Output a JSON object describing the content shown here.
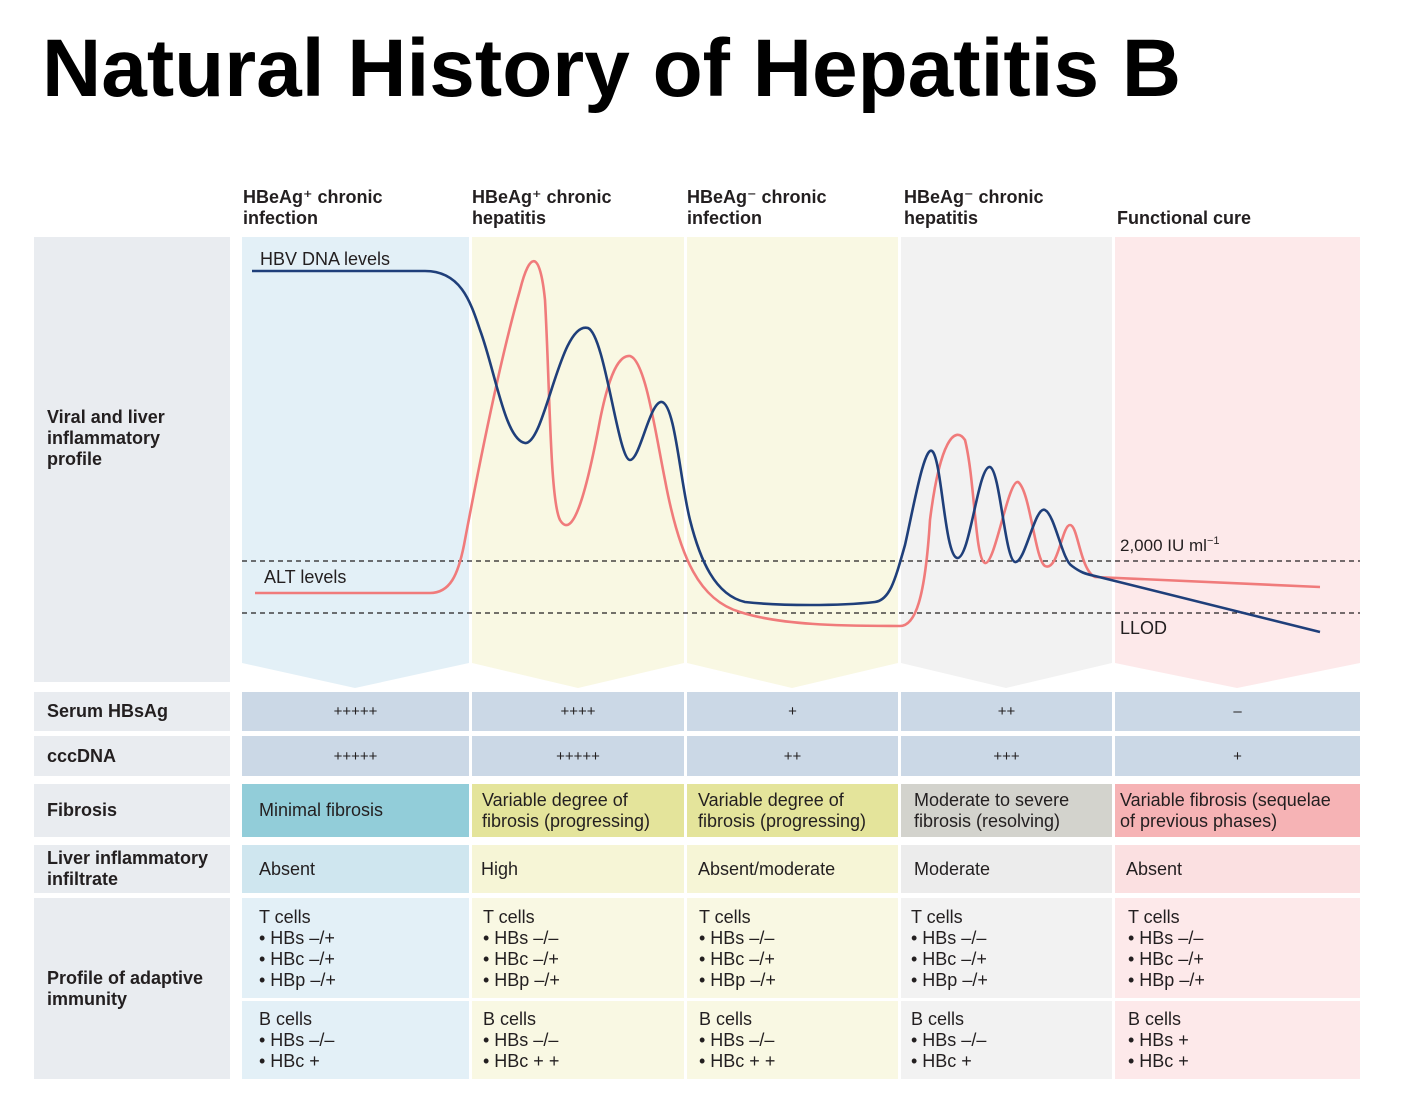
{
  "title": "Natural History of Hepatitis B",
  "phases": [
    {
      "line1": "HBeAg⁺ chronic",
      "line2": "infection"
    },
    {
      "line1": "HBeAg⁺ chronic",
      "line2": "hepatitis"
    },
    {
      "line1": "HBeAg⁻ chronic",
      "line2": "infection"
    },
    {
      "line1": "HBeAg⁻ chronic",
      "line2": "hepatitis"
    },
    {
      "line1": "",
      "line2": "Functional cure"
    }
  ],
  "colors": {
    "phase_bg": [
      "#e3f0f7",
      "#f9f8e3",
      "#f9f8e3",
      "#f2f2f2",
      "#fde9ea"
    ],
    "fibrosis_bg": [
      "#92cdd9",
      "#e4e49b",
      "#e4e49b",
      "#d3d3cd",
      "#f6b3b5"
    ],
    "light_bg": [
      "#cfe6ef",
      "#f6f5d6",
      "#f6f5d6",
      "#ececec",
      "#fbe0e1"
    ],
    "hbv_line": "#1f3f7a",
    "alt_line": "#f07b7b",
    "symbol_bg": "#cbd8e6",
    "label_bg": "#e9ecf0"
  },
  "chart": {
    "row_label": "Viral and liver inflammatory profile",
    "hbv_label": "HBV DNA levels",
    "alt_label": "ALT levels",
    "threshold_label": "2,000 IU ml",
    "threshold_sup": "−1",
    "llod_label": "LLOD"
  },
  "rows": {
    "serum": {
      "label": "Serum HBsAg",
      "values": [
        "+++++",
        "++++",
        "+",
        "++",
        "–"
      ]
    },
    "cccdna": {
      "label": "cccDNA",
      "values": [
        "+++++",
        "+++++",
        "++",
        "+++",
        "+"
      ]
    },
    "fibrosis": {
      "label": "Fibrosis",
      "values": [
        {
          "l1": "Minimal fibrosis",
          "l2": ""
        },
        {
          "l1": "Variable degree of",
          "l2": "fibrosis (progressing)"
        },
        {
          "l1": "Variable degree of",
          "l2": "fibrosis (progressing)"
        },
        {
          "l1": "Moderate to severe",
          "l2": "fibrosis (resolving)"
        },
        {
          "l1": "Variable fibrosis (sequelae",
          "l2": "of previous phases)"
        }
      ]
    },
    "infiltrate": {
      "label1": "Liver inflammatory",
      "label2": "infiltrate",
      "values": [
        "Absent",
        "High",
        "Absent/moderate",
        "Moderate",
        "Absent"
      ]
    },
    "immunity": {
      "label1": "Profile of adaptive",
      "label2": "immunity",
      "tcells": [
        {
          "head": "T cells",
          "items": [
            "• HBs –/+",
            "• HBc –/+",
            "• HBp –/+"
          ]
        },
        {
          "head": "T cells",
          "items": [
            "• HBs –/–",
            "• HBc –/+",
            "• HBp –/+"
          ]
        },
        {
          "head": "T cells",
          "items": [
            "• HBs –/–",
            "• HBc –/+",
            "• HBp –/+"
          ]
        },
        {
          "head": "T cells",
          "items": [
            "• HBs –/–",
            "• HBc –/+",
            "• HBp –/+"
          ]
        },
        {
          "head": "T cells",
          "items": [
            "• HBs –/–",
            "• HBc –/+",
            "• HBp –/+"
          ]
        }
      ],
      "bcells": [
        {
          "head": "B cells",
          "items": [
            "• HBs –/–",
            "• HBc +"
          ]
        },
        {
          "head": "B cells",
          "items": [
            "• HBs –/–",
            "• HBc + +"
          ]
        },
        {
          "head": "B cells",
          "items": [
            "• HBs –/–",
            "• HBc + +"
          ]
        },
        {
          "head": "B cells",
          "items": [
            "• HBs –/–",
            "• HBc +"
          ]
        },
        {
          "head": "B cells",
          "items": [
            "• HBs +",
            "• HBc +"
          ]
        }
      ]
    }
  }
}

^^^^

**TASK TO CARRY OUT:** Only an exact copy of the records counts as an answer. Leave out the images.

**RESULT OF THIS TASK:**
Output a JSON object describing the content shown here.
{
  "title": "Natural History of Hepatitis B",
  "phases": [
    {
      "line1": "HBeAg⁺ chronic",
      "line2": "infection"
    },
    {
      "line1": "HBeAg⁺ chronic",
      "line2": "hepatitis"
    },
    {
      "line1": "HBeAg⁻ chronic",
      "line2": "infection"
    },
    {
      "line1": "HBeAg⁻ chronic",
      "line2": "hepatitis"
    },
    {
      "line1": "",
      "line2": "Functional cure"
    }
  ],
  "colors": {
    "phase_bg": [
      "#e3f0f7",
      "#f9f8e3",
      "#f9f8e3",
      "#f2f2f2",
      "#fde9ea"
    ],
    "fibrosis_bg": [
      "#92cdd9",
      "#e4e49b",
      "#e4e49b",
      "#d3d3cd",
      "#f6b3b5"
    ],
    "light_bg": [
      "#cfe6ef",
      "#f6f5d6",
      "#f6f5d6",
      "#ececec",
      "#fbe0e1"
    ],
    "hbv_line": "#1f3f7a",
    "alt_line": "#f07b7b",
    "symbol_bg": "#cbd8e6",
    "label_bg": "#e9ecf0"
  },
  "chart": {
    "row_label": "Viral and liver inflammatory profile",
    "hbv_label": "HBV DNA levels",
    "alt_label": "ALT levels",
    "threshold_label": "2,000 IU ml",
    "threshold_sup": "−1",
    "llod_label": "LLOD"
  },
  "rows": {
    "serum": {
      "label": "Serum HBsAg",
      "values": [
        "+++++",
        "++++",
        "+",
        "++",
        "–"
      ]
    },
    "cccdna": {
      "label": "cccDNA",
      "values": [
        "+++++",
        "+++++",
        "++",
        "+++",
        "+"
      ]
    },
    "fibrosis": {
      "label": "Fibrosis",
      "values": [
        {
          "l1": "Minimal fibrosis",
          "l2": ""
        },
        {
          "l1": "Variable degree of",
          "l2": "fibrosis (progressing)"
        },
        {
          "l1": "Variable degree of",
          "l2": "fibrosis (progressing)"
        },
        {
          "l1": "Moderate to severe",
          "l2": "fibrosis (resolving)"
        },
        {
          "l1": "Variable fibrosis (sequelae",
          "l2": "of previous phases)"
        }
      ]
    },
    "infiltrate": {
      "label1": "Liver inflammatory",
      "label2": "infiltrate",
      "values": [
        "Absent",
        "High",
        "Absent/moderate",
        "Moderate",
        "Absent"
      ]
    },
    "immunity": {
      "label1": "Profile of adaptive",
      "label2": "immunity",
      "tcells": [
        {
          "head": "T cells",
          "items": [
            "• HBs –/+",
            "• HBc –/+",
            "• HBp –/+"
          ]
        },
        {
          "head": "T cells",
          "items": [
            "• HBs –/–",
            "• HBc –/+",
            "• HBp –/+"
          ]
        },
        {
          "head": "T cells",
          "items": [
            "• HBs –/–",
            "• HBc –/+",
            "• HBp –/+"
          ]
        },
        {
          "head": "T cells",
          "items": [
            "• HBs –/–",
            "• HBc –/+",
            "• HBp –/+"
          ]
        },
        {
          "head": "T cells",
          "items": [
            "• HBs –/–",
            "• HBc –/+",
            "• HBp –/+"
          ]
        }
      ],
      "bcells": [
        {
          "head": "B cells",
          "items": [
            "• HBs –/–",
            "• HBc +"
          ]
        },
        {
          "head": "B cells",
          "items": [
            "• HBs –/–",
            "• HBc + +"
          ]
        },
        {
          "head": "B cells",
          "items": [
            "• HBs –/–",
            "• HBc + +"
          ]
        },
        {
          "head": "B cells",
          "items": [
            "• HBs –/–",
            "• HBc +"
          ]
        },
        {
          "head": "B cells",
          "items": [
            "• HBs +",
            "• HBc +"
          ]
        }
      ]
    }
  }
}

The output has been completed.